-- start INFORMATION SUPPLIED --

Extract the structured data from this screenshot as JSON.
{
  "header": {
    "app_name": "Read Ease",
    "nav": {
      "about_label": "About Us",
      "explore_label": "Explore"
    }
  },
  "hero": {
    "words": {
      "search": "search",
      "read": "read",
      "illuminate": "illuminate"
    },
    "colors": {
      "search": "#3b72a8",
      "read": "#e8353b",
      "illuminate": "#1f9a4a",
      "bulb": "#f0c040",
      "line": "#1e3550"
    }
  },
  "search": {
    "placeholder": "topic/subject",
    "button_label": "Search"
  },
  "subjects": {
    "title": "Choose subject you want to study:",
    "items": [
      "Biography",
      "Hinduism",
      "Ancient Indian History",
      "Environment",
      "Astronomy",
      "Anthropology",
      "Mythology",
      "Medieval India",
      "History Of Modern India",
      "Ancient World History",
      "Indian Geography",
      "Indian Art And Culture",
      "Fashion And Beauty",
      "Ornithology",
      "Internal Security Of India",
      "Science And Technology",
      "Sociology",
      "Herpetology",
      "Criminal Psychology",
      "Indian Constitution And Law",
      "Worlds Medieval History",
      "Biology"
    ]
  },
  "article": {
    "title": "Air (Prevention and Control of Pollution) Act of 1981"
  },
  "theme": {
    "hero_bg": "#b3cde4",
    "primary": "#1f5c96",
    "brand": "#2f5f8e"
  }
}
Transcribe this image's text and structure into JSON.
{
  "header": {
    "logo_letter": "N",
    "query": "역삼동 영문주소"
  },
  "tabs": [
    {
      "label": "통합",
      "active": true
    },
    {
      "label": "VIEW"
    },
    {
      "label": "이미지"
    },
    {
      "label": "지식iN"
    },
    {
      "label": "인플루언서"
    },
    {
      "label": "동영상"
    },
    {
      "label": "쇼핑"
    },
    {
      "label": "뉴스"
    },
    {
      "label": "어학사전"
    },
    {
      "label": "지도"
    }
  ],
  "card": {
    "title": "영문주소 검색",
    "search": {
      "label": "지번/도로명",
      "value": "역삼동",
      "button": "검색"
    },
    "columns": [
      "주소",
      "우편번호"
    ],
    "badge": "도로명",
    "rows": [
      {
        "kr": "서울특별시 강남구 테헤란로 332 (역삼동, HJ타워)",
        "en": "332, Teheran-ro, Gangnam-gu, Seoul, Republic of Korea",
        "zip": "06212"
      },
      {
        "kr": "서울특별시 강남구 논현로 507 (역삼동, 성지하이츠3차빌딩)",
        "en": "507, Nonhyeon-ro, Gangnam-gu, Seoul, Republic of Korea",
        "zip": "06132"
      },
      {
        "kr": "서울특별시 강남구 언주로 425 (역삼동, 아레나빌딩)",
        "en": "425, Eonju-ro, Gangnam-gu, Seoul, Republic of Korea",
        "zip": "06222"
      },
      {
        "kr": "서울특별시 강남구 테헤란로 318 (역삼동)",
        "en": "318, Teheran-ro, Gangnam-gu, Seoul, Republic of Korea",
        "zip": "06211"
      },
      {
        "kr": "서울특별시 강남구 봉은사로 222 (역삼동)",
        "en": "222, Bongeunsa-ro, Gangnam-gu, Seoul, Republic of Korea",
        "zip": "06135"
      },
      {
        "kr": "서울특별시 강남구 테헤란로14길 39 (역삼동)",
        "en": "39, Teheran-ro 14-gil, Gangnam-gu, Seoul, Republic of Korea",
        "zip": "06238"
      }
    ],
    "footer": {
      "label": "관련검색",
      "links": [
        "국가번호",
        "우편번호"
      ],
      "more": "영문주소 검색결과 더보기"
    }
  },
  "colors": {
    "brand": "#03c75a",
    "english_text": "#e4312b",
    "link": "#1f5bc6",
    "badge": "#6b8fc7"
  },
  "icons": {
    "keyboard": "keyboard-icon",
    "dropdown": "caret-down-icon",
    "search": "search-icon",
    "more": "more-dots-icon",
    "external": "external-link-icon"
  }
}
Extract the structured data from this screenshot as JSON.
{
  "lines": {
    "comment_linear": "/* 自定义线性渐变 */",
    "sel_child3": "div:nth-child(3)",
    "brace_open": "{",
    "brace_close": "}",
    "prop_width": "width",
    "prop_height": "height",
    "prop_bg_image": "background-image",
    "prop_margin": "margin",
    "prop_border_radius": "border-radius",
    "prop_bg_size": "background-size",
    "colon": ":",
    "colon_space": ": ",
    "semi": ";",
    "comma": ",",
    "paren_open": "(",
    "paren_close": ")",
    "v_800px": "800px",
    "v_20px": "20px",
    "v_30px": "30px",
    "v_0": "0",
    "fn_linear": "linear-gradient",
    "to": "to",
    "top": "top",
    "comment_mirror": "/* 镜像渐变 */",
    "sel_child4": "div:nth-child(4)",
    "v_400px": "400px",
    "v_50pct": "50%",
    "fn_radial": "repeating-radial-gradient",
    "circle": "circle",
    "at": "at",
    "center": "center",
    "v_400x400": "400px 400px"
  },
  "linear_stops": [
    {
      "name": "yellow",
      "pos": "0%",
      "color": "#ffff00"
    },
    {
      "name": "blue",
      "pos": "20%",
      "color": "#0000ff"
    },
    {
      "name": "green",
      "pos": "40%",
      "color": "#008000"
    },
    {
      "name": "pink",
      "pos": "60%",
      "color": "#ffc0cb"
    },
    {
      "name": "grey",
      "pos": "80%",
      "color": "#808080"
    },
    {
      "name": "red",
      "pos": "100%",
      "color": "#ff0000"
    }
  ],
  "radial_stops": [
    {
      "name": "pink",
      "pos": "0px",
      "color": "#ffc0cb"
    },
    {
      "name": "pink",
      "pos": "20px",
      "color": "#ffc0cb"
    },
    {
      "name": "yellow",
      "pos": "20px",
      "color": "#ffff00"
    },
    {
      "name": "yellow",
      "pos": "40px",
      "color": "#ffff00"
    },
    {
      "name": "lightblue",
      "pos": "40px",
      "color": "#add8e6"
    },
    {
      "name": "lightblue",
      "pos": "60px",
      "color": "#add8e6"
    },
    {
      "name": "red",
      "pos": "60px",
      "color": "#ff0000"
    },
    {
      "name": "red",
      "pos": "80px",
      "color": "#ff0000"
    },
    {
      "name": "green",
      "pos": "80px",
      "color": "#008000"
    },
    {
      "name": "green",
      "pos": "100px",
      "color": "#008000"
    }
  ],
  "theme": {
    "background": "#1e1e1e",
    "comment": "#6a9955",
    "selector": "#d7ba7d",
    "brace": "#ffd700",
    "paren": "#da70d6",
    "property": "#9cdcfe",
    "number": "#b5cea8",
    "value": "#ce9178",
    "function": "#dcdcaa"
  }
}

-- end INFORMATION SUPPLIED --

#### [AIM]
Where a line of the records above holds the word "Teheran", copy that line.

#### [RESULT]
        "en": "332, Teheran-ro, Gangnam-gu, Seoul, Republic of Korea",
        "en": "318, Teheran-ro, Gangnam-gu, Seoul, Republic of Korea",
        "en": "39, Teheran-ro 14-gil, Gangnam-gu, Seoul, Republic of Korea",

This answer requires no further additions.